## EXERCISE PROMPT:
Quote the listing below in full and exactly as written, but omit every picture.
──────────
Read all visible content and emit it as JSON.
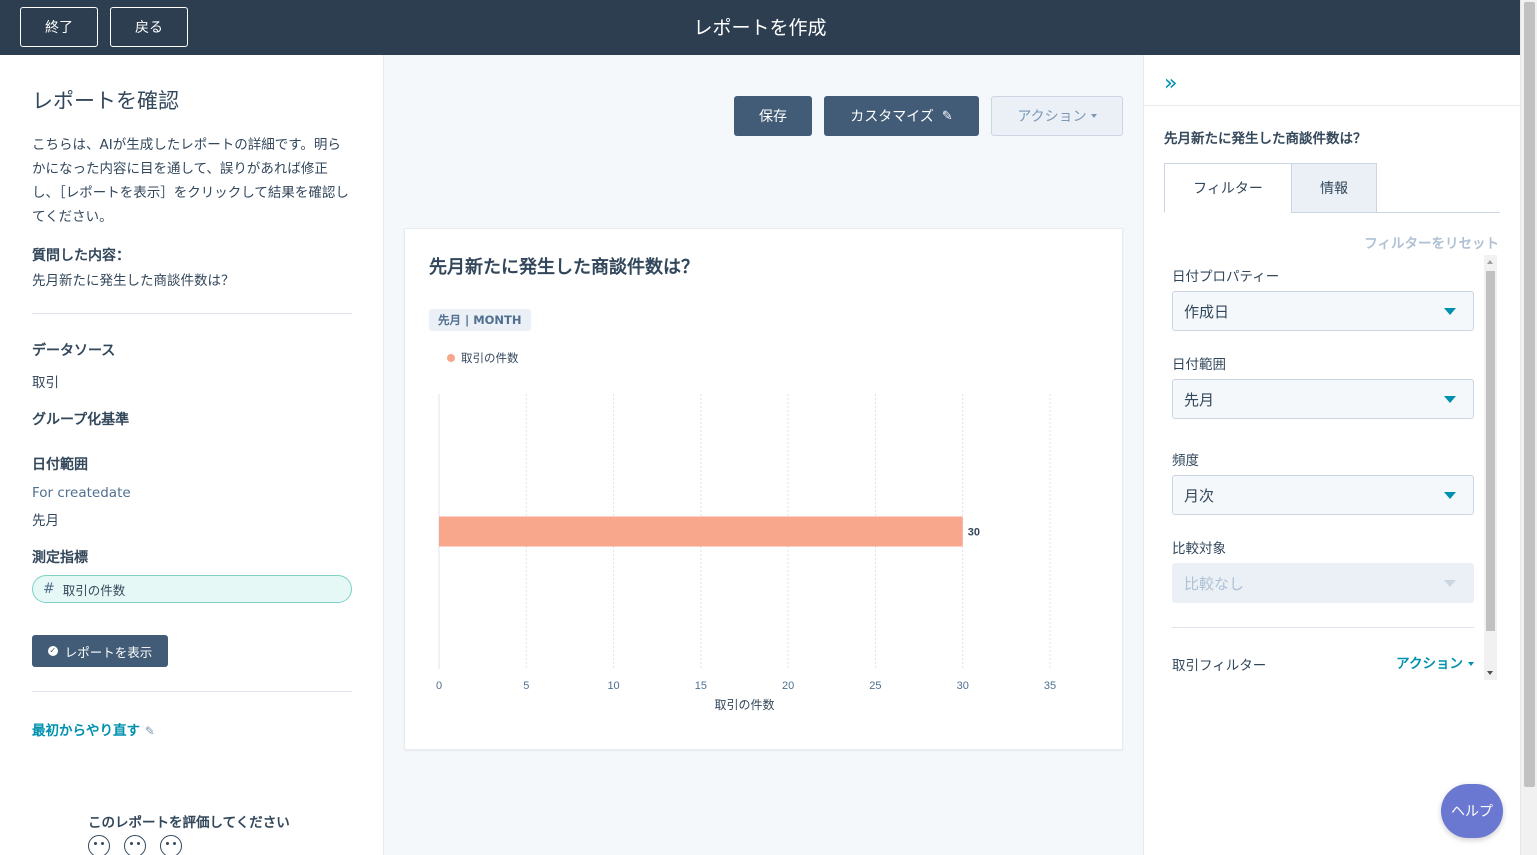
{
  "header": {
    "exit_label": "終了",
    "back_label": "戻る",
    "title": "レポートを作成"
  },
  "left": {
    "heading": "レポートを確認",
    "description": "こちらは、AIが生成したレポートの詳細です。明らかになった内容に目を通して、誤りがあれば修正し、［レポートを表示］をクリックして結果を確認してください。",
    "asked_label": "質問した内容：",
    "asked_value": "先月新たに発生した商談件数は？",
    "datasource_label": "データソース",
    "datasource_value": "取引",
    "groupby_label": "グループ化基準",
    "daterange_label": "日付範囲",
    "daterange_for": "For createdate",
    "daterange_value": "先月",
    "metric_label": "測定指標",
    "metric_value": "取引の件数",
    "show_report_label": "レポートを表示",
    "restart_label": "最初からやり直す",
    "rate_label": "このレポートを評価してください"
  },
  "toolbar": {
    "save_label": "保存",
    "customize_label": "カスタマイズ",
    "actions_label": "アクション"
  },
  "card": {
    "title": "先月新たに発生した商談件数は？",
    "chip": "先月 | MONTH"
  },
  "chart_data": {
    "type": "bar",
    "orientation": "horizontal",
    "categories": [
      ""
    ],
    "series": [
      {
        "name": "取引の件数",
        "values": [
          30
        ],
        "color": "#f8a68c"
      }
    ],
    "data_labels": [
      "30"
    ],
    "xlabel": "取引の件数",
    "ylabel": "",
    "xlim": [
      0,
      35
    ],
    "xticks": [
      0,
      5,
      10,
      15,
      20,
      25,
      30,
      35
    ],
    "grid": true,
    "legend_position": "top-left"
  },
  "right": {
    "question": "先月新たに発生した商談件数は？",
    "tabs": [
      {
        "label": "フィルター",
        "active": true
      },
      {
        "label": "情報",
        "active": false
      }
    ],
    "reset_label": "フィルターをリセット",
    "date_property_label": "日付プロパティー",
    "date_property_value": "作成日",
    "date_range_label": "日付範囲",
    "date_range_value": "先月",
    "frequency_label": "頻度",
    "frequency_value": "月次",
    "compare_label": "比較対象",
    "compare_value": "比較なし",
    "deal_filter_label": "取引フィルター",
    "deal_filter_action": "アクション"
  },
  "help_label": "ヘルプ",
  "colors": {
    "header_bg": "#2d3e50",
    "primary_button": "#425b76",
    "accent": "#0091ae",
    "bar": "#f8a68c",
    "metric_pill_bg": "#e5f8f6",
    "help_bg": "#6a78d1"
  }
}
──────────
## WRITTEN SOLUTION:
Read all visible content and emit it as JSON.
{
  "header": {
    "exit_label": "終了",
    "back_label": "戻る",
    "title": "レポートを作成"
  },
  "left": {
    "heading": "レポートを確認",
    "description": "こちらは、AIが生成したレポートの詳細です。明らかになった内容に目を通して、誤りがあれば修正し、［レポートを表示］をクリックして結果を確認してください。",
    "asked_label": "質問した内容：",
    "asked_value": "先月新たに発生した商談件数は？",
    "datasource_label": "データソース",
    "datasource_value": "取引",
    "groupby_label": "グループ化基準",
    "daterange_label": "日付範囲",
    "daterange_for": "For createdate",
    "daterange_value": "先月",
    "metric_label": "測定指標",
    "metric_value": "取引の件数",
    "show_report_label": "レポートを表示",
    "restart_label": "最初からやり直す",
    "rate_label": "このレポートを評価してください"
  },
  "toolbar": {
    "save_label": "保存",
    "customize_label": "カスタマイズ",
    "actions_label": "アクション"
  },
  "card": {
    "title": "先月新たに発生した商談件数は？",
    "chip": "先月 | MONTH"
  },
  "chart_data": {
    "type": "bar",
    "orientation": "horizontal",
    "categories": [
      ""
    ],
    "series": [
      {
        "name": "取引の件数",
        "values": [
          30
        ],
        "color": "#f8a68c"
      }
    ],
    "data_labels": [
      "30"
    ],
    "xlabel": "取引の件数",
    "ylabel": "",
    "xlim": [
      0,
      35
    ],
    "xticks": [
      0,
      5,
      10,
      15,
      20,
      25,
      30,
      35
    ],
    "grid": true,
    "legend_position": "top-left"
  },
  "right": {
    "question": "先月新たに発生した商談件数は？",
    "tabs": [
      {
        "label": "フィルター",
        "active": true
      },
      {
        "label": "情報",
        "active": false
      }
    ],
    "reset_label": "フィルターをリセット",
    "date_property_label": "日付プロパティー",
    "date_property_value": "作成日",
    "date_range_label": "日付範囲",
    "date_range_value": "先月",
    "frequency_label": "頻度",
    "frequency_value": "月次",
    "compare_label": "比較対象",
    "compare_value": "比較なし",
    "deal_filter_label": "取引フィルター",
    "deal_filter_action": "アクション"
  },
  "help_label": "ヘルプ",
  "colors": {
    "header_bg": "#2d3e50",
    "primary_button": "#425b76",
    "accent": "#0091ae",
    "bar": "#f8a68c",
    "metric_pill_bg": "#e5f8f6",
    "help_bg": "#6a78d1"
  }
}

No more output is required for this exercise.